● To be done
Rewrite the entries from the start up to and including the line with "cell-text-line: Sunrise: 4:39", changing "cell-content" to "cell-body" and leaving everything else as it is.

● Collected data

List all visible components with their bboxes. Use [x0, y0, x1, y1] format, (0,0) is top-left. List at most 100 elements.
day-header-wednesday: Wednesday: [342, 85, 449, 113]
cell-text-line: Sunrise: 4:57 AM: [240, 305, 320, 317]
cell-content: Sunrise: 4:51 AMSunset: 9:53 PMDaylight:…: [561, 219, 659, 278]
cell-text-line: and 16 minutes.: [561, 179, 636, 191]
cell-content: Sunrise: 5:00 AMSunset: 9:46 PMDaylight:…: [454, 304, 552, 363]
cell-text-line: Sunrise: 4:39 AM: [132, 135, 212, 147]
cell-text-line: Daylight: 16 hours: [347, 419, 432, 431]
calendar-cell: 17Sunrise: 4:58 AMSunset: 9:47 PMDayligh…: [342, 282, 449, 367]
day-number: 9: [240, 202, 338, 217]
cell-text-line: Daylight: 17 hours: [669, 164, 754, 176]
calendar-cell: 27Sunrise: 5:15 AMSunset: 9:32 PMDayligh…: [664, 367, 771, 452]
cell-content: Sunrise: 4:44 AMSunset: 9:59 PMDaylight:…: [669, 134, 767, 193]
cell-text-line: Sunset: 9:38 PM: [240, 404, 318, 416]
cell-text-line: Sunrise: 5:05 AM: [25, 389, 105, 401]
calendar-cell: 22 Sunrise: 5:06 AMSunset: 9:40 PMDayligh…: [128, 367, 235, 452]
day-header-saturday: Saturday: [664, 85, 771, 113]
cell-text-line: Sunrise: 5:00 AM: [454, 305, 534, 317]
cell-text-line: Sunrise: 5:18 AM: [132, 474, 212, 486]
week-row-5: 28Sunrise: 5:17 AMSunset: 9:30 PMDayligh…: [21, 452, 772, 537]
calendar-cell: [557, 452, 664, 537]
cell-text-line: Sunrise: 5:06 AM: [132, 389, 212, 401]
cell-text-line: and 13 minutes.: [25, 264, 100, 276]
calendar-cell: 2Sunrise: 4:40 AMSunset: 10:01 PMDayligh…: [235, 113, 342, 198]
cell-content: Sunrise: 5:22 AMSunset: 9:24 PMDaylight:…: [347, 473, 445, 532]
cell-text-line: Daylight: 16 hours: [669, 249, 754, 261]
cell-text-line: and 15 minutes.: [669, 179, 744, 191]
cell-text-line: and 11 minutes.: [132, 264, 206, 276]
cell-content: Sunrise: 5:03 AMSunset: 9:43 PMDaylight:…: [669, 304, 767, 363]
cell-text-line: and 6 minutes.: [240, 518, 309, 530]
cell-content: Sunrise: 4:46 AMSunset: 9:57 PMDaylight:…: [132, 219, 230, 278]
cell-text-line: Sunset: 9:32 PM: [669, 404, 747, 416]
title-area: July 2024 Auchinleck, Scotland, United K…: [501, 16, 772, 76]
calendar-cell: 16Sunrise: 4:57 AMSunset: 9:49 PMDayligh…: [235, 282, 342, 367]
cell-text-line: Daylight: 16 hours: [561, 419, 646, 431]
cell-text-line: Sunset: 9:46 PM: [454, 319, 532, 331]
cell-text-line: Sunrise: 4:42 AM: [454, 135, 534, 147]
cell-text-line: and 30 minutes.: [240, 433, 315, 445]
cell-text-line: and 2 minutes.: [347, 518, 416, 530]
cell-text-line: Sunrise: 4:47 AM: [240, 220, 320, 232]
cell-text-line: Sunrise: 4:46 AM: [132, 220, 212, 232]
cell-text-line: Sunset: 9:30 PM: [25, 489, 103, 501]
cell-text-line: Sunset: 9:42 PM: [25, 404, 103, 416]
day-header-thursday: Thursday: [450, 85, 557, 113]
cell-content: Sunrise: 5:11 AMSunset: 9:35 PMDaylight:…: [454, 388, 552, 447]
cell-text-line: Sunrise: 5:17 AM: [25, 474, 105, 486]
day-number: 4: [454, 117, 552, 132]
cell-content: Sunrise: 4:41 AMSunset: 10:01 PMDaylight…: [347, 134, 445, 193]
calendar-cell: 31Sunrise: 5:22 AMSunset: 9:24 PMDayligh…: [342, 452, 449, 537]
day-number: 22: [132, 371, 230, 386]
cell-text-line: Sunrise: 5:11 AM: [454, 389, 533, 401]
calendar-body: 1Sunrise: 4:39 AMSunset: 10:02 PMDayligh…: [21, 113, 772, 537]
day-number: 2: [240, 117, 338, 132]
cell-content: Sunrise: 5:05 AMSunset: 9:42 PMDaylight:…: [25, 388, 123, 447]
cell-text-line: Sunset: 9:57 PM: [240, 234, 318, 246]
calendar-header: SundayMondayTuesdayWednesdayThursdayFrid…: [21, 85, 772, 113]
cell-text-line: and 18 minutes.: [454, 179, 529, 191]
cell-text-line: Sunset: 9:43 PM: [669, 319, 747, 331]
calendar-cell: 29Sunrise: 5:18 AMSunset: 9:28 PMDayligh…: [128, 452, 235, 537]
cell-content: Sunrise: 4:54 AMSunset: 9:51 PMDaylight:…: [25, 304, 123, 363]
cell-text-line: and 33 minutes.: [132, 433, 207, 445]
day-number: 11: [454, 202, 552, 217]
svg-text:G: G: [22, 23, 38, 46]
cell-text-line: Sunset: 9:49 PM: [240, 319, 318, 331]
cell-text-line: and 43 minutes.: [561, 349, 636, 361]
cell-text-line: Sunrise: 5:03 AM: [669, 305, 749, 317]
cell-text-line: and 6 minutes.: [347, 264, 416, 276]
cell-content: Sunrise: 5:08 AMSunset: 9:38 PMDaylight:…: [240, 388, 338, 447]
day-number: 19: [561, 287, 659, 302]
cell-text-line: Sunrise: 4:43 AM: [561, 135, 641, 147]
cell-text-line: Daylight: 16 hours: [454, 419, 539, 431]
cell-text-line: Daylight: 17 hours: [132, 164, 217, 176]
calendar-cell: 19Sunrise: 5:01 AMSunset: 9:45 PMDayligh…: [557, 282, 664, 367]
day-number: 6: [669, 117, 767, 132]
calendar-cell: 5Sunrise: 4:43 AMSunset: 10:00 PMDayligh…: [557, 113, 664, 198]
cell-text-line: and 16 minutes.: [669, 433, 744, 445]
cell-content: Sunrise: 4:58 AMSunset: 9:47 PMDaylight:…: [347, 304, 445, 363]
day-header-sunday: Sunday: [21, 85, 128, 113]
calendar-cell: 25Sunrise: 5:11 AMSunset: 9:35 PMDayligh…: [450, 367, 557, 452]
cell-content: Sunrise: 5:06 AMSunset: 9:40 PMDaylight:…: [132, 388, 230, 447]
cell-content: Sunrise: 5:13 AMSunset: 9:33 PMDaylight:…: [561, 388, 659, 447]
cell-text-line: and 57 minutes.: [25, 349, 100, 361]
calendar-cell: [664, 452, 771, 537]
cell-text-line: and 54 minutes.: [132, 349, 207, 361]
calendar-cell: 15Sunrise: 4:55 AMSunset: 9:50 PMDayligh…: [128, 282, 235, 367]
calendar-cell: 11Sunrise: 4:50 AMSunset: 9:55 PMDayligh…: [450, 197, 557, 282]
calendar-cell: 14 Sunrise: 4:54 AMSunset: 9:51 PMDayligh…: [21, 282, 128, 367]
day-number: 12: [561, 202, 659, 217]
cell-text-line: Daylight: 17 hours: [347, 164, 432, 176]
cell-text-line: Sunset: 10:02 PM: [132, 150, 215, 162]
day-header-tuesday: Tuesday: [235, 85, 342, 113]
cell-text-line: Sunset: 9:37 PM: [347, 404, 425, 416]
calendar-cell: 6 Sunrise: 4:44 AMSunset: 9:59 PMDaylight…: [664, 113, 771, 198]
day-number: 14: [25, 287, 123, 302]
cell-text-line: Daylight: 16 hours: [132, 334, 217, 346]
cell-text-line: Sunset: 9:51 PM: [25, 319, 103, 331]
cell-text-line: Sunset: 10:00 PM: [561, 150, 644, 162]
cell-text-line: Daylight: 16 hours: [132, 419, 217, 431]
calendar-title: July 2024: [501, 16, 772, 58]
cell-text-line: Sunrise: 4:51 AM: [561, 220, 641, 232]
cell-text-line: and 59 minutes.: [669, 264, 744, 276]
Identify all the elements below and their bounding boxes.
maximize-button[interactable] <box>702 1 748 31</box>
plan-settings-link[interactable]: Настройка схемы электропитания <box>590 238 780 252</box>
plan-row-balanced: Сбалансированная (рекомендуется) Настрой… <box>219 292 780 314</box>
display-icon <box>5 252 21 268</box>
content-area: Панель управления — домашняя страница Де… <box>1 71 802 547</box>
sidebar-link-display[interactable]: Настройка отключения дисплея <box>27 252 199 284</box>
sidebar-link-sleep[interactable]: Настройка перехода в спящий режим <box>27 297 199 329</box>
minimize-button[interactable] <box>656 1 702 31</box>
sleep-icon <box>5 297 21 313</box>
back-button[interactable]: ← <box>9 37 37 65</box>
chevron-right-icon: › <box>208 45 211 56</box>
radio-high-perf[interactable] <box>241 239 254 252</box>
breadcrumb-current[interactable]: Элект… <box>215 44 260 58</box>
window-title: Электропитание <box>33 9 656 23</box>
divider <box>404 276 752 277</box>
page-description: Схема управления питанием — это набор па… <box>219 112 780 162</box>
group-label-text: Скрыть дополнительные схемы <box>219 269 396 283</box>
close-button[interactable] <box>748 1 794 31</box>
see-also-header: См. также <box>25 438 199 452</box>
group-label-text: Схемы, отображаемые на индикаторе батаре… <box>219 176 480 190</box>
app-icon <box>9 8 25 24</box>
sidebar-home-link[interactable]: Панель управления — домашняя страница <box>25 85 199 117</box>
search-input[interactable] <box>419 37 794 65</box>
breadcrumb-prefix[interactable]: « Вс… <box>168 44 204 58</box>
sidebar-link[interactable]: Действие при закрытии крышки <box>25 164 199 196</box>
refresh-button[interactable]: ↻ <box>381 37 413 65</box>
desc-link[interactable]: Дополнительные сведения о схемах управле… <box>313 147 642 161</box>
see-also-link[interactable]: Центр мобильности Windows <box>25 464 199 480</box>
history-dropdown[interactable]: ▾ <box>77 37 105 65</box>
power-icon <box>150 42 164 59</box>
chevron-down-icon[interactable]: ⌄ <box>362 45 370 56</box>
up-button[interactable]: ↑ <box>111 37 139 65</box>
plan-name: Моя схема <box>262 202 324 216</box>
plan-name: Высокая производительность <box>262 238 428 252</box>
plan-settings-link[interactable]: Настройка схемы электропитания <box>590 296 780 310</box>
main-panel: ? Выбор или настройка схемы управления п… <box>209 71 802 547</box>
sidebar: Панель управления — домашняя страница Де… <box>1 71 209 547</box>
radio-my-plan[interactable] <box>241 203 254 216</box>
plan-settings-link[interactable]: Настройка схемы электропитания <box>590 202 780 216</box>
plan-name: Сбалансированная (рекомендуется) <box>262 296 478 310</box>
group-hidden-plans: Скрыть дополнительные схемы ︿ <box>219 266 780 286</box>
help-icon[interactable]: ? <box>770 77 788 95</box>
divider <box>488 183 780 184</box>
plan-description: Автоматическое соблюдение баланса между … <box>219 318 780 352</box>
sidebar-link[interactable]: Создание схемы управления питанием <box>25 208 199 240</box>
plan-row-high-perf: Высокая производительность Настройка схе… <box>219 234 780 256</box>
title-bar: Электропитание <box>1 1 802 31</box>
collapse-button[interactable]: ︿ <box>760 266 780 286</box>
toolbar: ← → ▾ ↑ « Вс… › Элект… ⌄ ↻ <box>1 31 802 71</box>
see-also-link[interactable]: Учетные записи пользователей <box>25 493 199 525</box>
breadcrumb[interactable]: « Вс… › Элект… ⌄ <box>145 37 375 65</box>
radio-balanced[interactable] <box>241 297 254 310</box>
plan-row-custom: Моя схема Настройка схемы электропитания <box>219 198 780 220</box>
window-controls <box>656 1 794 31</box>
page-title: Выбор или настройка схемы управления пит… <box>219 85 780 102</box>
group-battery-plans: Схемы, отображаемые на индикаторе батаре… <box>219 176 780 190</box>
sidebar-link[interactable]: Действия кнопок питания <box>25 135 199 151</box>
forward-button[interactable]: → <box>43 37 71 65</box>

● Finished exercise
List all visible components with their bboxes. Use [x0, y0, x1, y1] format, (0,0) is top-left. List at most 100 elements.
day-header-wednesday: Wednesday: [342, 85, 449, 113]
cell-text-line: Sunrise: 4:57 AM: [240, 305, 320, 317]
cell-body: Sunrise: 4:51 AMSunset: 9:53 PMDaylight:…: [561, 219, 659, 278]
cell-text-line: and 16 minutes.: [561, 179, 636, 191]
cell-body: Sunrise: 5:00 AMSunset: 9:46 PMDaylight:…: [454, 304, 552, 363]
cell-text-line: Sunrise: 4:39 AM: [132, 135, 212, 147]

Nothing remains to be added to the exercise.